[Begin]

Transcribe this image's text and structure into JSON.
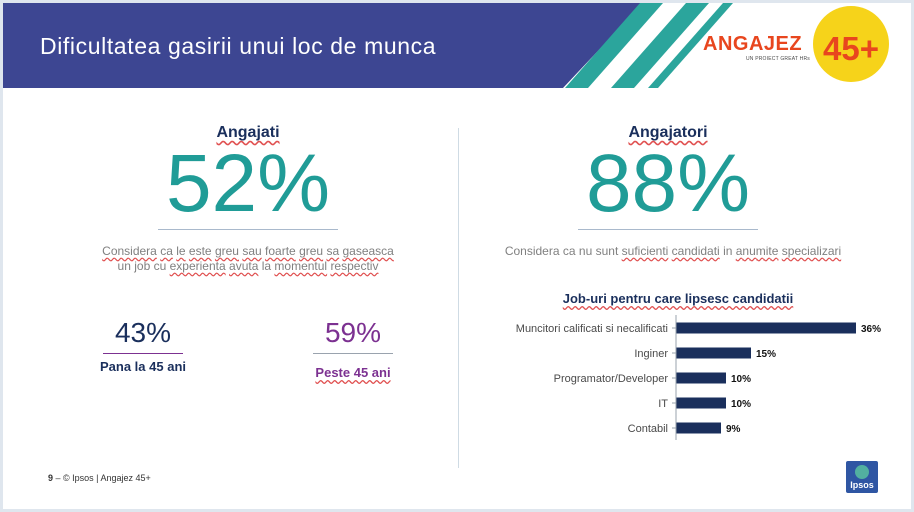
{
  "header": {
    "title": "Dificultatea gasirii unui loc de munca",
    "logo_word": "ANGAJEZ",
    "logo_number": "45+",
    "logo_tagline": "UN PROIECT GREAT HRs",
    "colors": {
      "band": "#3d4692",
      "stripe": "#2ba59c",
      "logo_yellow": "#f6d31a",
      "logo_orange": "#e8461e"
    }
  },
  "left": {
    "heading": "Angajati",
    "big_stat": "52%",
    "description_words": [
      "Considera",
      "ca",
      "le",
      "este",
      "greu",
      "sau",
      "foarte",
      "greu",
      "sa",
      "gaseasca"
    ],
    "description_line2_words": [
      "un",
      "job",
      "cu",
      "experienta",
      "avuta",
      "la",
      "momentul",
      "respectiv"
    ],
    "sub_stats": [
      {
        "value": "43%",
        "label": "Pana la 45 ani",
        "color": "#1a2f5c"
      },
      {
        "value": "59%",
        "label": "Peste 45 ani",
        "color": "#7c3191"
      }
    ]
  },
  "right": {
    "heading": "Angajatori",
    "big_stat": "88%",
    "description_words": [
      "Considera",
      "ca",
      "nu",
      "sunt",
      "suficienti",
      "candidati",
      "in",
      "anumite",
      "specializari"
    ]
  },
  "chart_data": {
    "type": "bar",
    "orientation": "horizontal",
    "title": "Job-uri pentru care lipsesc candidatii",
    "categories": [
      "Muncitori calificati si necalificati",
      "Inginer",
      "Programator/Developer",
      "IT",
      "Contabil"
    ],
    "values": [
      36,
      15,
      10,
      10,
      9
    ],
    "value_labels": [
      "36%",
      "15%",
      "10%",
      "10%",
      "9%"
    ],
    "unit": "%",
    "xlim": [
      0,
      36
    ],
    "bar_color": "#1a2f5c"
  },
  "footer": {
    "page_number": "9",
    "text": "– © Ipsos | Angajez 45+"
  },
  "ipsos_logo": {
    "text": "Ipsos"
  }
}
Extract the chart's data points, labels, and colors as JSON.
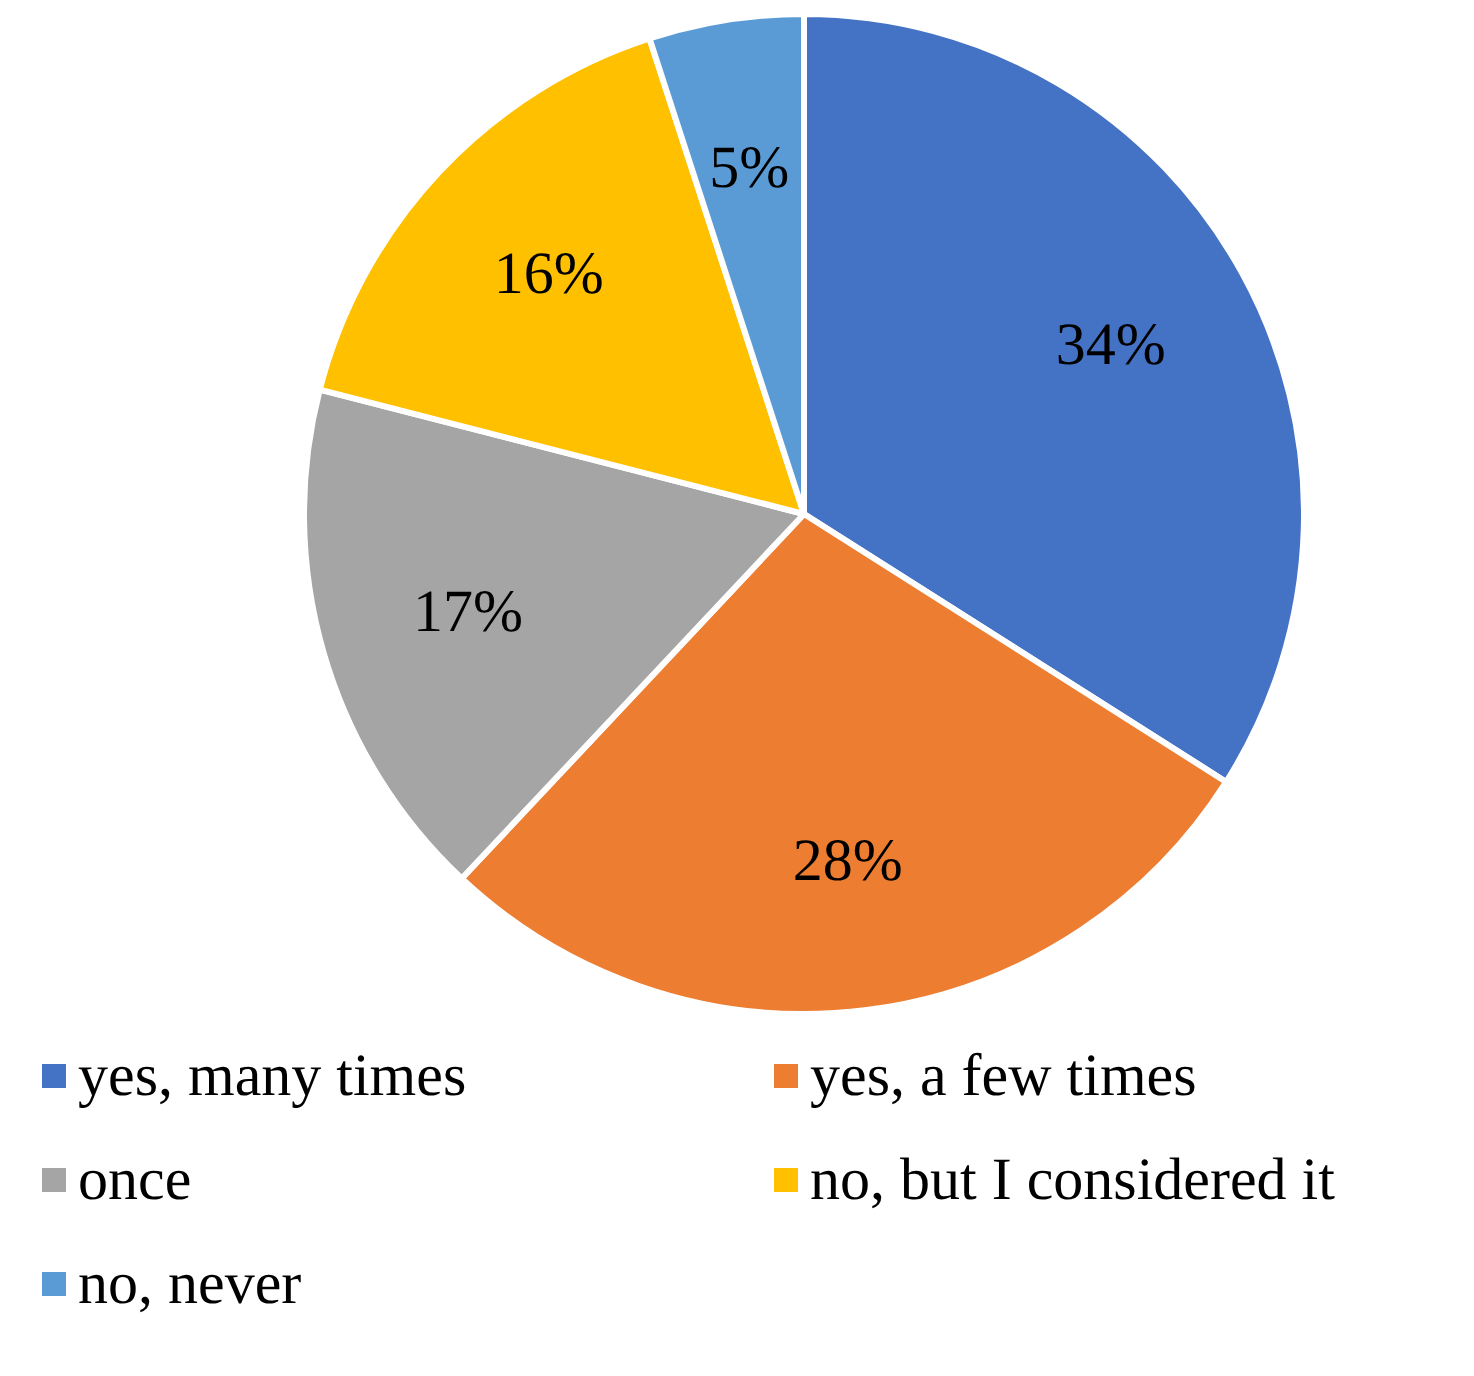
{
  "chart_data": {
    "type": "pie",
    "categories": [
      "yes, many times",
      "yes, a few times",
      "once",
      "no, but I considered it",
      "no, never"
    ],
    "values": [
      34,
      28,
      17,
      16,
      5
    ],
    "value_labels": [
      "34%",
      "28%",
      "17%",
      "16%",
      "5%"
    ],
    "colors": [
      "#4472c4",
      "#ed7d31",
      "#a5a5a5",
      "#ffc000",
      "#5b9bd5"
    ],
    "legend": "bottom"
  }
}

[End]

* _PROBLEM DESCRIPTION_
Retype, without any picture, exactly the lines from the one with "Extract the chart's" through the end of the entries, inclusive.

* _RESULT FOR THIS EXERCISE_
Extract the chart's data points, labels, and colors as JSON.
{
  "chart_data": {
    "type": "pie",
    "categories": [
      "yes, many times",
      "yes, a few times",
      "once",
      "no, but I considered it",
      "no, never"
    ],
    "values": [
      34,
      28,
      17,
      16,
      5
    ],
    "value_labels": [
      "34%",
      "28%",
      "17%",
      "16%",
      "5%"
    ],
    "colors": [
      "#4472c4",
      "#ed7d31",
      "#a5a5a5",
      "#ffc000",
      "#5b9bd5"
    ],
    "legend": "bottom"
  }
}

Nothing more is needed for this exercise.